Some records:
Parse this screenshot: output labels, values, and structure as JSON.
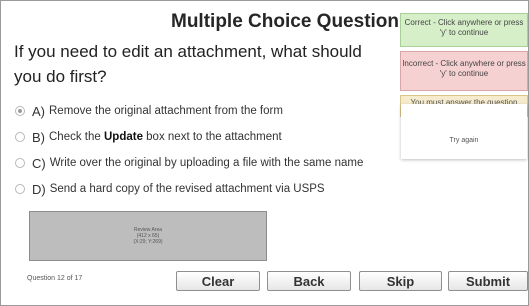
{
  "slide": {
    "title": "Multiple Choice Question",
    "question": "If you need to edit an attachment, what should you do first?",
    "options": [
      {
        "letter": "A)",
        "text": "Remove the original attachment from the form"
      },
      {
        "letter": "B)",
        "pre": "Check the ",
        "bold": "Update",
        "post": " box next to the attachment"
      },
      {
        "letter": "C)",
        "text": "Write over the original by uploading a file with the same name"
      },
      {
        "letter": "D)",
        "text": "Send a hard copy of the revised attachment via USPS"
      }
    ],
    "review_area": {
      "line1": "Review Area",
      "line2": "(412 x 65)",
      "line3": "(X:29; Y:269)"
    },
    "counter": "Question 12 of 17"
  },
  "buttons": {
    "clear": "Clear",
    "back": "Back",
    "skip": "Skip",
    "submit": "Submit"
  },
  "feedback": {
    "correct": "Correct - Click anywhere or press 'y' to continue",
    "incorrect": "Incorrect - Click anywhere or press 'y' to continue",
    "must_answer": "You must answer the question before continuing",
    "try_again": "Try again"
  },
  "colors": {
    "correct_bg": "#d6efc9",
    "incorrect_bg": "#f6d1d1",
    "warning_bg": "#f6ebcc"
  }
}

**WRITTEN PROBLEM:** The records above must be printed exactly; the pictures stay out.

**WRITTEN SOLUTION:**
Parse this screenshot: output labels, values, and structure as JSON.
{
  "slide": {
    "title": "Multiple Choice Question",
    "question": "If you need to edit an attachment, what should you do first?",
    "options": [
      {
        "letter": "A)",
        "text": "Remove the original attachment from the form"
      },
      {
        "letter": "B)",
        "pre": "Check the ",
        "bold": "Update",
        "post": " box next to the attachment"
      },
      {
        "letter": "C)",
        "text": "Write over the original by uploading a file with the same name"
      },
      {
        "letter": "D)",
        "text": "Send a hard copy of the revised attachment via USPS"
      }
    ],
    "review_area": {
      "line1": "Review Area",
      "line2": "(412 x 65)",
      "line3": "(X:29; Y:269)"
    },
    "counter": "Question 12 of 17"
  },
  "buttons": {
    "clear": "Clear",
    "back": "Back",
    "skip": "Skip",
    "submit": "Submit"
  },
  "feedback": {
    "correct": "Correct - Click anywhere or press 'y' to continue",
    "incorrect": "Incorrect - Click anywhere or press 'y' to continue",
    "must_answer": "You must answer the question before continuing",
    "try_again": "Try again"
  },
  "colors": {
    "correct_bg": "#d6efc9",
    "incorrect_bg": "#f6d1d1",
    "warning_bg": "#f6ebcc"
  }
}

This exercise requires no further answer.